— Start —

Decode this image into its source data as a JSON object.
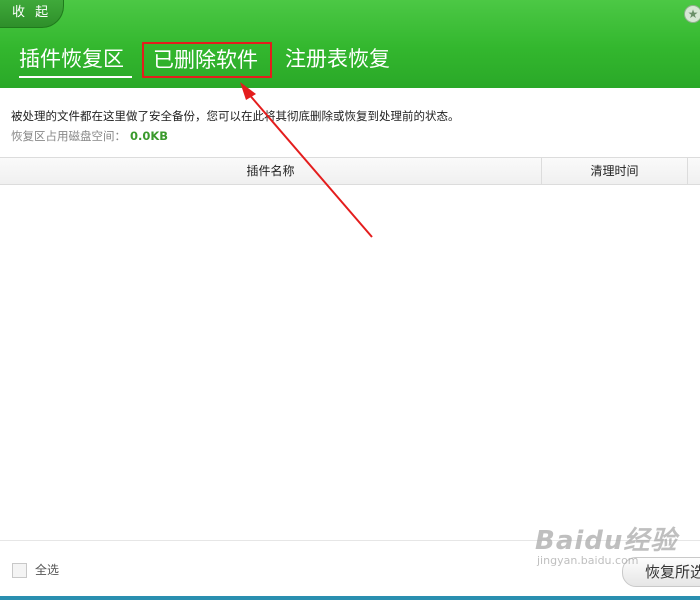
{
  "header": {
    "collapse_label": "收 起",
    "tabs": {
      "plugin_restore": "插件恢复区",
      "deleted_software": "已删除软件",
      "registry_restore": "注册表恢复"
    }
  },
  "info": {
    "description": "被处理的文件都在这里做了安全备份，您可以在此将其彻底删除或恢复到处理前的状态。",
    "disk_label": "恢复区占用磁盘空间：",
    "disk_value": "0.0KB"
  },
  "table": {
    "columns": [
      "插件名称",
      "清理时间"
    ],
    "rows": []
  },
  "footer": {
    "select_all_label": "全选",
    "restore_button_label": "恢复所选"
  },
  "watermark": {
    "logo": "Baidu经验",
    "url": "jingyan.baidu.com"
  },
  "colors": {
    "header_green": "#33b72e",
    "highlight_red": "#e41d1d",
    "disk_value_green": "#3a9a2c"
  }
}
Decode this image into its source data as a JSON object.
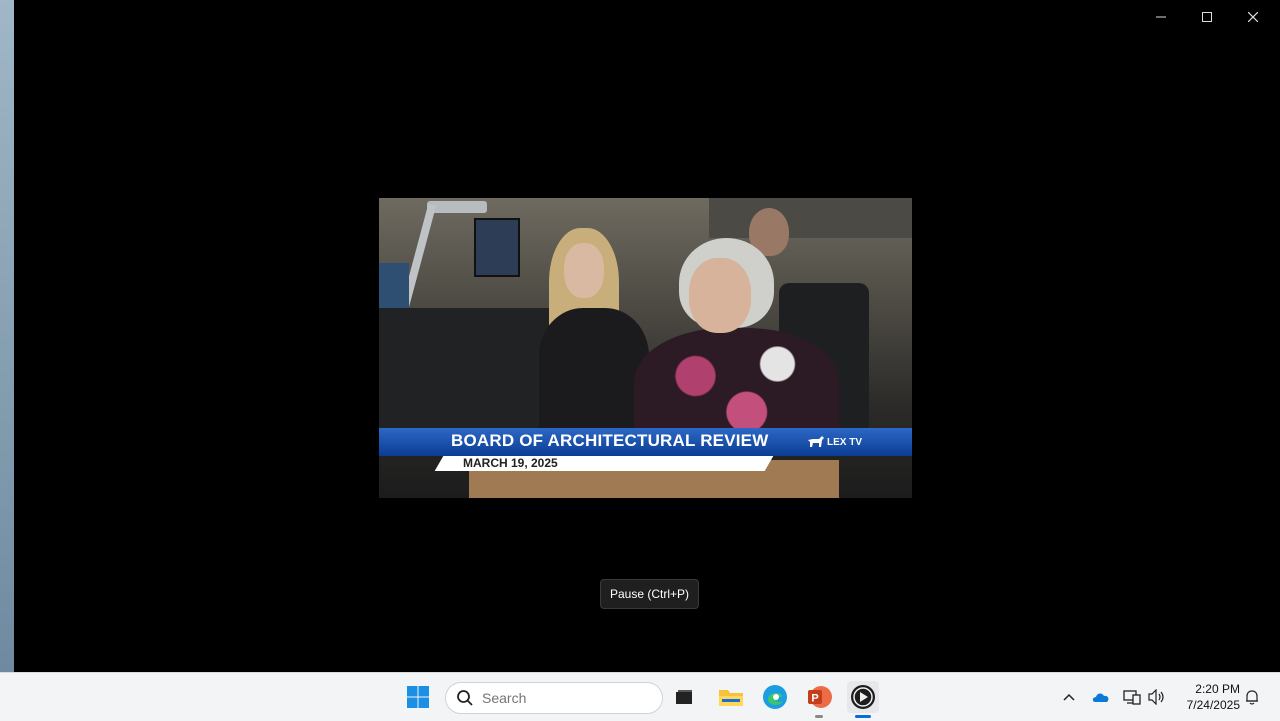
{
  "video": {
    "banner_title": "BOARD OF ARCHITECTURAL REVIEW",
    "banner_date": "MARCH 19, 2025",
    "channel_logo": "LEX TV"
  },
  "tooltip": "Pause (Ctrl+P)",
  "window_controls": {
    "minimize_icon": "minimize-icon",
    "maximize_icon": "maximize-icon",
    "close_icon": "close-icon"
  },
  "taskbar": {
    "search_placeholder": "Search",
    "apps": [
      "start-icon",
      "file-explorer-icon",
      "edge-icon",
      "powerpoint-icon",
      "media-player-icon"
    ],
    "tray": [
      "chevron-up-icon",
      "onedrive-icon",
      "network-icon",
      "volume-icon",
      "notification-icon"
    ],
    "time": "2:20 PM",
    "date": "7/24/2025"
  },
  "colors": {
    "banner_blue": "#0b3d93",
    "taskbar_bg": "#f3f4f6",
    "accent": "#0a6cd6"
  }
}
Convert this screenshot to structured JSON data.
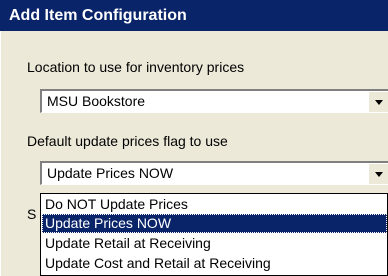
{
  "window": {
    "title": "Add Item Configuration"
  },
  "location": {
    "label": "Location to use for inventory prices",
    "value": "MSU  Bookstore"
  },
  "price_flag": {
    "label": "Default update prices flag to use",
    "value": "Update Prices NOW",
    "options": [
      "Do NOT Update Prices",
      "Update Prices NOW",
      "Update Retail at Receiving",
      "Update Cost and Retail at Receiving"
    ],
    "selected_index": 1
  },
  "hidden_label_fragment": "S",
  "colors": {
    "titlebar": "#0a246a",
    "dialog_bg": "#ece9d8",
    "selection": "#0a246a"
  },
  "icons": {
    "combo_arrow": "chevron-down-icon"
  }
}
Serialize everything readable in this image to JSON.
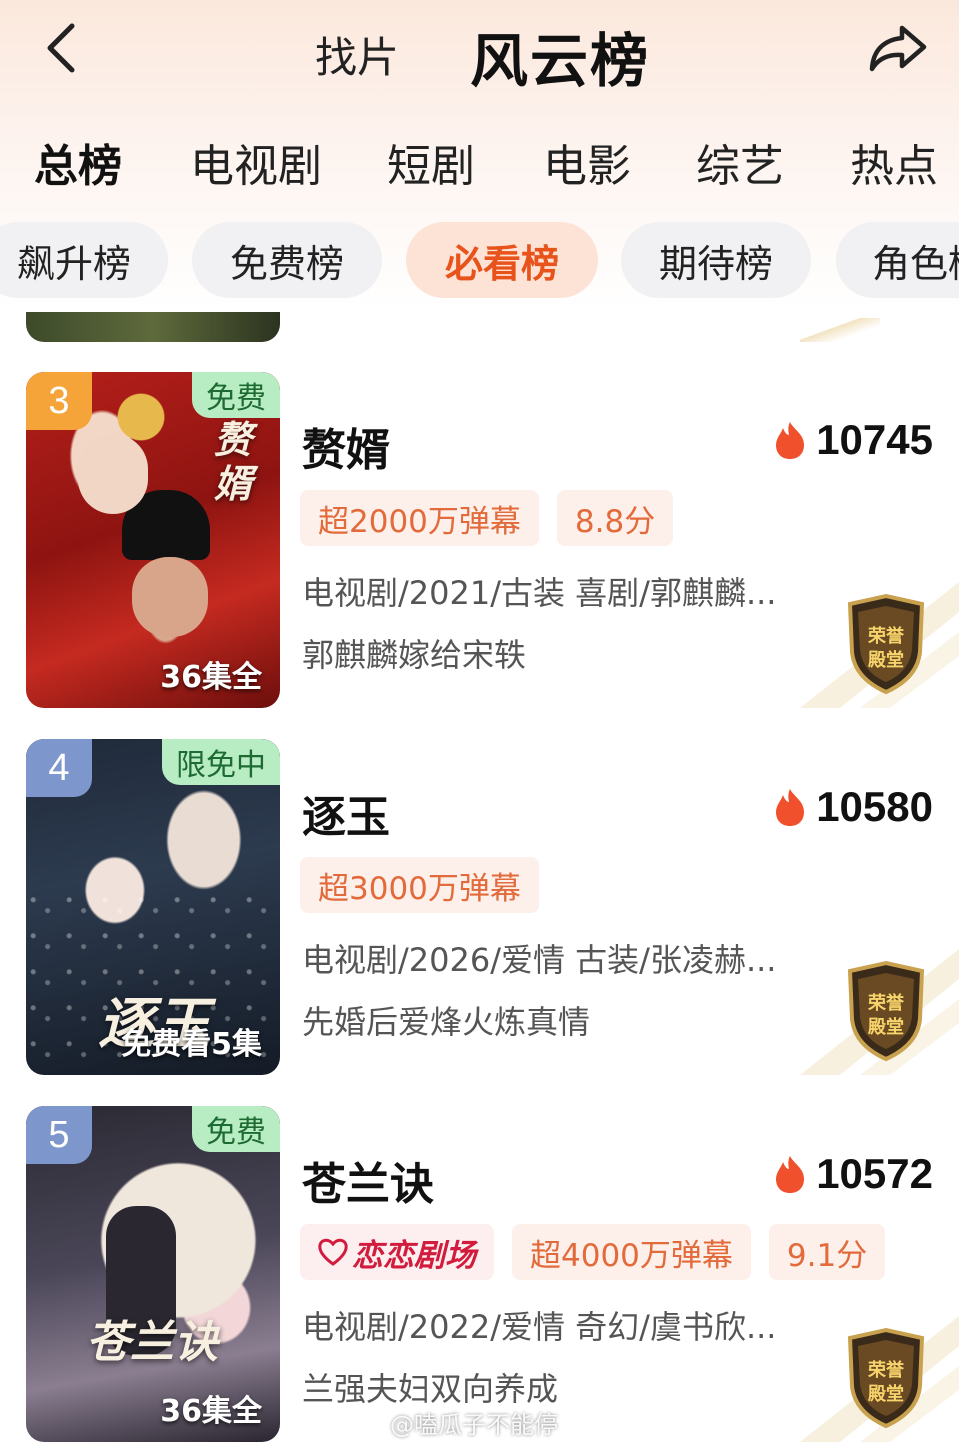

— End —

Exercise requirements. Retype only the lines above from the one with "Convert this screenshot" through the last, both ends included, keeping every picture out of the copy.

The response.
Convert this screenshot to structured JSON data.
{
  "window": {
    "title": "Add Item Configuration"
  },
  "location": {
    "label": "Location to use for inventory prices",
    "value": "MSU  Bookstore"
  },
  "price_flag": {
    "label": "Default update prices flag to use",
    "value": "Update Prices NOW",
    "options": [
      "Do NOT Update Prices",
      "Update Prices NOW",
      "Update Retail at Receiving",
      "Update Cost and Retail at Receiving"
    ],
    "selected_index": 1
  },
  "hidden_label_fragment": "S",
  "colors": {
    "titlebar": "#0a246a",
    "dialog_bg": "#ece9d8",
    "selection": "#0a246a"
  },
  "icons": {
    "combo_arrow": "chevron-down-icon"
  }
}
Serialize everything readable in this image to JSON.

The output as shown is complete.